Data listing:
____________________

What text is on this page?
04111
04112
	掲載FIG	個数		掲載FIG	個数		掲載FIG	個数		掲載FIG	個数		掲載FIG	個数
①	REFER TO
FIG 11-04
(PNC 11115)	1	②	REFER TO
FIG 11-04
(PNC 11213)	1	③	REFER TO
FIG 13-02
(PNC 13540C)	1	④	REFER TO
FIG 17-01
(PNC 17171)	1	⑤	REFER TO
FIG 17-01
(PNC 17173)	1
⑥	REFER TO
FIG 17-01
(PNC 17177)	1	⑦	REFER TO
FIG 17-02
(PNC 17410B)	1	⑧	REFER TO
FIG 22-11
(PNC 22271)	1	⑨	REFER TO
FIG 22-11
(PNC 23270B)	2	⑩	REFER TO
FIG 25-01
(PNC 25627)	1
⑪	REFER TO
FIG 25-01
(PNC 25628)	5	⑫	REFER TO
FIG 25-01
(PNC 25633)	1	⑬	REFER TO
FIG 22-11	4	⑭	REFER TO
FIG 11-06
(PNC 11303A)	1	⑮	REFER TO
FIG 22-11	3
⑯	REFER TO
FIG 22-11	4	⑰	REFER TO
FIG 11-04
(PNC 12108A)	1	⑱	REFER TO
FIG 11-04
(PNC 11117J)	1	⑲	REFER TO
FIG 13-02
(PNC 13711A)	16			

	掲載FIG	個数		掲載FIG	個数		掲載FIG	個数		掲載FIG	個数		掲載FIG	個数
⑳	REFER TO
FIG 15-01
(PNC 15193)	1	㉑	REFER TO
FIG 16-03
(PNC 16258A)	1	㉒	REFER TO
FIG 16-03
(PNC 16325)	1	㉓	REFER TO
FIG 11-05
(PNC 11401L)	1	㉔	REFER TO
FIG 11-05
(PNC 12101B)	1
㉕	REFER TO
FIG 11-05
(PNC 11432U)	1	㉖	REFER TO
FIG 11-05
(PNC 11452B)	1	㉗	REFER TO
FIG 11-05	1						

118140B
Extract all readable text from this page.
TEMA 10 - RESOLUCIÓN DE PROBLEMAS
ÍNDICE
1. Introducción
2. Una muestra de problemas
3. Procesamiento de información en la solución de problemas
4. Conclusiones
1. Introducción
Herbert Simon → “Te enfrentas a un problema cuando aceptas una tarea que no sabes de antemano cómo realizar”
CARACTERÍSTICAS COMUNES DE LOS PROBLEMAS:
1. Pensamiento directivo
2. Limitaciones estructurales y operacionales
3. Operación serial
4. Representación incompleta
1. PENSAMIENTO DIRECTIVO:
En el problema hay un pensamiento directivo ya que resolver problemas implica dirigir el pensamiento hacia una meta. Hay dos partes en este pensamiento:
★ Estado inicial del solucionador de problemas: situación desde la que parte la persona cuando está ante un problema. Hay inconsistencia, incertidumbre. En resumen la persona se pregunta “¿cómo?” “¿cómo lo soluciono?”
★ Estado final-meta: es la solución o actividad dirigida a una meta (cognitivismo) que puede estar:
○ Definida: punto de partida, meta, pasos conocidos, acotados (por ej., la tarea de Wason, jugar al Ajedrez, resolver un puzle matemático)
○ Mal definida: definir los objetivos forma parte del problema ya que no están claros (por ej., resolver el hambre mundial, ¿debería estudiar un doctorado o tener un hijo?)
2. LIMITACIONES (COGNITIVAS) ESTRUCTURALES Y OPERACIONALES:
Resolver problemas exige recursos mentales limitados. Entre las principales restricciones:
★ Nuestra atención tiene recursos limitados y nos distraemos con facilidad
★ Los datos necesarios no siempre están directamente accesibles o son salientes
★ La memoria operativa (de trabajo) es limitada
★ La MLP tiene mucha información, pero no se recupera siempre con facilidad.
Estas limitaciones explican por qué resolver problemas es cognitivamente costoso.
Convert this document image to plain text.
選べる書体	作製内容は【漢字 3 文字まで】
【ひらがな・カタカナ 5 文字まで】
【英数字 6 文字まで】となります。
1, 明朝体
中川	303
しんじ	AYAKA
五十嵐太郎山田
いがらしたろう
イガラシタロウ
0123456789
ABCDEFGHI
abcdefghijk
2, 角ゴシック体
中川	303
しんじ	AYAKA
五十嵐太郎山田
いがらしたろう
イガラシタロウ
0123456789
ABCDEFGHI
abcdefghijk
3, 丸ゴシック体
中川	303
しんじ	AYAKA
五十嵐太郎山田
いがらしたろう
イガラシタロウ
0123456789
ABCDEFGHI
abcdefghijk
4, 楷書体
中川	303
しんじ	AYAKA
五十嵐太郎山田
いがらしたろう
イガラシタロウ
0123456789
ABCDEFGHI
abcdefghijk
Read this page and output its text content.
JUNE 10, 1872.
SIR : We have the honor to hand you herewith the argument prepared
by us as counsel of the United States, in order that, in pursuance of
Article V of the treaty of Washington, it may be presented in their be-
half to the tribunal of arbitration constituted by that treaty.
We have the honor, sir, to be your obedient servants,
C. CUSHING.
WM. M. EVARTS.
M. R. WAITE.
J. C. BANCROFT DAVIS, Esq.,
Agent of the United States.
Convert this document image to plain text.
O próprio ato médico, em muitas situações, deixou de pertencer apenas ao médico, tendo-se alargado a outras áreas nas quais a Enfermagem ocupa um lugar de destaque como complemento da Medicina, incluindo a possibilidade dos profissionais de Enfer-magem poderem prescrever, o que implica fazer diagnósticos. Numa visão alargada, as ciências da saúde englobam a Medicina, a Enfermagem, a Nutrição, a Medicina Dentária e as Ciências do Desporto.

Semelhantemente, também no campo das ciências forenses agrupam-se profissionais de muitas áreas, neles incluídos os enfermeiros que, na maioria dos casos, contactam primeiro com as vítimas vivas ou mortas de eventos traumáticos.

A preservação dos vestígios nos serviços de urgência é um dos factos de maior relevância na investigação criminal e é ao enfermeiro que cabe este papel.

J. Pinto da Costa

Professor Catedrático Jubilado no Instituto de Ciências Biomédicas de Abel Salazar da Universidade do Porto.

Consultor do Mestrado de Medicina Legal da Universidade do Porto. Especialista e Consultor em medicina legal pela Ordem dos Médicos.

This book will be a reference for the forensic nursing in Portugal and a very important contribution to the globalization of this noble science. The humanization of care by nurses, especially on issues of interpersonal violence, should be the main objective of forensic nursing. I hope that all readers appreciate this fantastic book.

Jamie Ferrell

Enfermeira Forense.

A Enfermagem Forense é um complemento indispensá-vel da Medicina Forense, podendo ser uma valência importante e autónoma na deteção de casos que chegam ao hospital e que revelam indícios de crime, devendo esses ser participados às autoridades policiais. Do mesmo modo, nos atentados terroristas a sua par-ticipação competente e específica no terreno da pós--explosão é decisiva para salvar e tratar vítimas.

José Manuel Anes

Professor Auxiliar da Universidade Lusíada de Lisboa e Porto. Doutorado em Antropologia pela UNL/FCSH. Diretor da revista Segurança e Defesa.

____________________

§ **Given request**:
Retype the material in full, character for character.

§ **Completed task**:
What text is on this page?
04111
04112
	掲載FIG	個数		掲載FIG	個数		掲載FIG	個数		掲載FIG	個数		掲載FIG	個数
①	REFER TO
FIG 11-04
(PNC 11115)	1	②	REFER TO
FIG 11-04
(PNC 11213)	1	③	REFER TO
FIG 13-02
(PNC 13540C)	1	④	REFER TO
FIG 17-01
(PNC 17171)	1	⑤	REFER TO
FIG 17-01
(PNC 17173)	1
⑥	REFER TO
FIG 17-01
(PNC 17177)	1	⑦	REFER TO
FIG 17-02
(PNC 17410B)	1	⑧	REFER TO
FIG 22-11
(PNC 22271)	1	⑨	REFER TO
FIG 22-11
(PNC 23270B)	2	⑩	REFER TO
FIG 25-01
(PNC 25627)	1
⑪	REFER TO
FIG 25-01
(PNC 25628)	5	⑫	REFER TO
FIG 25-01
(PNC 25633)	1	⑬	REFER TO
FIG 22-11	4	⑭	REFER TO
FIG 11-06
(PNC 11303A)	1	⑮	REFER TO
FIG 22-11	3
⑯	REFER TO
FIG 22-11	4	⑰	REFER TO
FIG 11-04
(PNC 12108A)	1	⑱	REFER TO
FIG 11-04
(PNC 11117J)	1	⑲	REFER TO
FIG 13-02
(PNC 13711A)	16			

	掲載FIG	個数		掲載FIG	個数		掲載FIG	個数		掲載FIG	個数		掲載FIG	個数
⑳	REFER TO
FIG 15-01
(PNC 15193)	1	㉑	REFER TO
FIG 16-03
(PNC 16258A)	1	㉒	REFER TO
FIG 16-03
(PNC 16325)	1	㉓	REFER TO
FIG 11-05
(PNC 11401L)	1	㉔	REFER TO
FIG 11-05
(PNC 12101B)	1
㉕	REFER TO
FIG 11-05
(PNC 11432U)	1	㉖	REFER TO
FIG 11-05
(PNC 11452B)	1	㉗	REFER TO
FIG 11-05	1						

118140B
Extract all readable text from this page.
TEMA 10 - RESOLUCIÓN DE PROBLEMAS
ÍNDICE
1. Introducción
2. Una muestra de problemas
3. Procesamiento de información en la solución de problemas
4. Conclusiones
1. Introducción
Herbert Simon → “Te enfrentas a un problema cuando aceptas una tarea que no sabes de antemano cómo realizar”
CARACTERÍSTICAS COMUNES DE LOS PROBLEMAS:
1. Pensamiento directivo
2. Limitaciones estructurales y operacionales
3. Operación serial
4. Representación incompleta
1. PENSAMIENTO DIRECTIVO:
En el problema hay un pensamiento directivo ya que resolver problemas implica dirigir el pensamiento hacia una meta. Hay dos partes en este pensamiento:
★ Estado inicial del solucionador de problemas: situación desde la que parte la persona cuando está ante un problema. Hay inconsistencia, incertidumbre. En resumen la persona se pregunta “¿cómo?” “¿cómo lo soluciono?”
★ Estado final-meta: es la solución o actividad dirigida a una meta (cognitivismo) que puede estar:
○ Definida: punto de partida, meta, pasos conocidos, acotados (por ej., la tarea de Wason, jugar al Ajedrez, resolver un puzle matemático)
○ Mal definida: definir los objetivos forma parte del problema ya que no están claros (por ej., resolver el hambre mundial, ¿debería estudiar un doctorado o tener un hijo?)
2. LIMITACIONES (COGNITIVAS) ESTRUCTURALES Y OPERACIONALES:
Resolver problemas exige recursos mentales limitados. Entre las principales restricciones:
★ Nuestra atención tiene recursos limitados y nos distraemos con facilidad
★ Los datos necesarios no siempre están directamente accesibles o son salientes
★ La memoria operativa (de trabajo) es limitada
★ La MLP tiene mucha información, pero no se recupera siempre con facilidad.
Estas limitaciones explican por qué resolver problemas es cognitivamente costoso.
Convert this document image to plain text.
選べる書体	作製内容は【漢字 3 文字まで】
【ひらがな・カタカナ 5 文字まで】
【英数字 6 文字まで】となります。
1, 明朝体
中川	303
しんじ	AYAKA
五十嵐太郎山田
いがらしたろう
イガラシタロウ
0123456789
ABCDEFGHI
abcdefghijk
2, 角ゴシック体
中川	303
しんじ	AYAKA
五十嵐太郎山田
いがらしたろう
イガラシタロウ
0123456789
ABCDEFGHI
abcdefghijk
3, 丸ゴシック体
中川	303
しんじ	AYAKA
五十嵐太郎山田
いがらしたろう
イガラシタロウ
0123456789
ABCDEFGHI
abcdefghijk
4, 楷書体
中川	303
しんじ	AYAKA
五十嵐太郎山田
いがらしたろう
イガラシタロウ
0123456789
ABCDEFGHI
abcdefghijk
Read this page and output its text content.
JUNE 10, 1872.
SIR : We have the honor to hand you herewith the argument prepared
by us as counsel of the United States, in order that, in pursuance of
Article V of the treaty of Washington, it may be presented in their be-
half to the tribunal of arbitration constituted by that treaty.
We have the honor, sir, to be your obedient servants,
C. CUSHING.
WM. M. EVARTS.
M. R. WAITE.
J. C. BANCROFT DAVIS, Esq.,
Agent of the United States.
Convert this document image to plain text.
O próprio ato médico, em muitas situações, deixou de pertencer apenas ao médico, tendo-se alargado a outras áreas nas quais a Enfermagem ocupa um lugar de destaque como complemento da Medicina, incluindo a possibilidade dos profissionais de Enfer-magem poderem prescrever, o que implica fazer diagnósticos. Numa visão alargada, as ciências da saúde englobam a Medicina, a Enfermagem, a Nutrição, a Medicina Dentária e as Ciências do Desporto.

Semelhantemente, também no campo das ciências forenses agrupam-se profissionais de muitas áreas, neles incluídos os enfermeiros que, na maioria dos casos, contactam primeiro com as vítimas vivas ou mortas de eventos traumáticos.

A preservação dos vestígios nos serviços de urgência é um dos factos de maior relevância na investigação criminal e é ao enfermeiro que cabe este papel.

J. Pinto da Costa

Professor Catedrático Jubilado no Instituto de Ciências Biomédicas de Abel Salazar da Universidade do Porto.

Consultor do Mestrado de Medicina Legal da Universidade do Porto. Especialista e Consultor em medicina legal pela Ordem dos Médicos.

This book will be a reference for the forensic nursing in Portugal and a very important contribution to the globalization of this noble science. The humanization of care by nurses, especially on issues of interpersonal violence, should be the main objective of forensic nursing. I hope that all readers appreciate this fantastic book.

Jamie Ferrell

Enfermeira Forense.

A Enfermagem Forense é um complemento indispensá-vel da Medicina Forense, podendo ser uma valência importante e autónoma na deteção de casos que chegam ao hospital e que revelam indícios de crime, devendo esses ser participados às autoridades policiais. Do mesmo modo, nos atentados terroristas a sua par-ticipação competente e específica no terreno da pós--explosão é decisiva para salvar e tratar vítimas.

José Manuel Anes

Professor Auxiliar da Universidade Lusíada de Lisboa e Porto. Doutorado em Antropologia pela UNL/FCSH. Diretor da revista Segurança e Defesa.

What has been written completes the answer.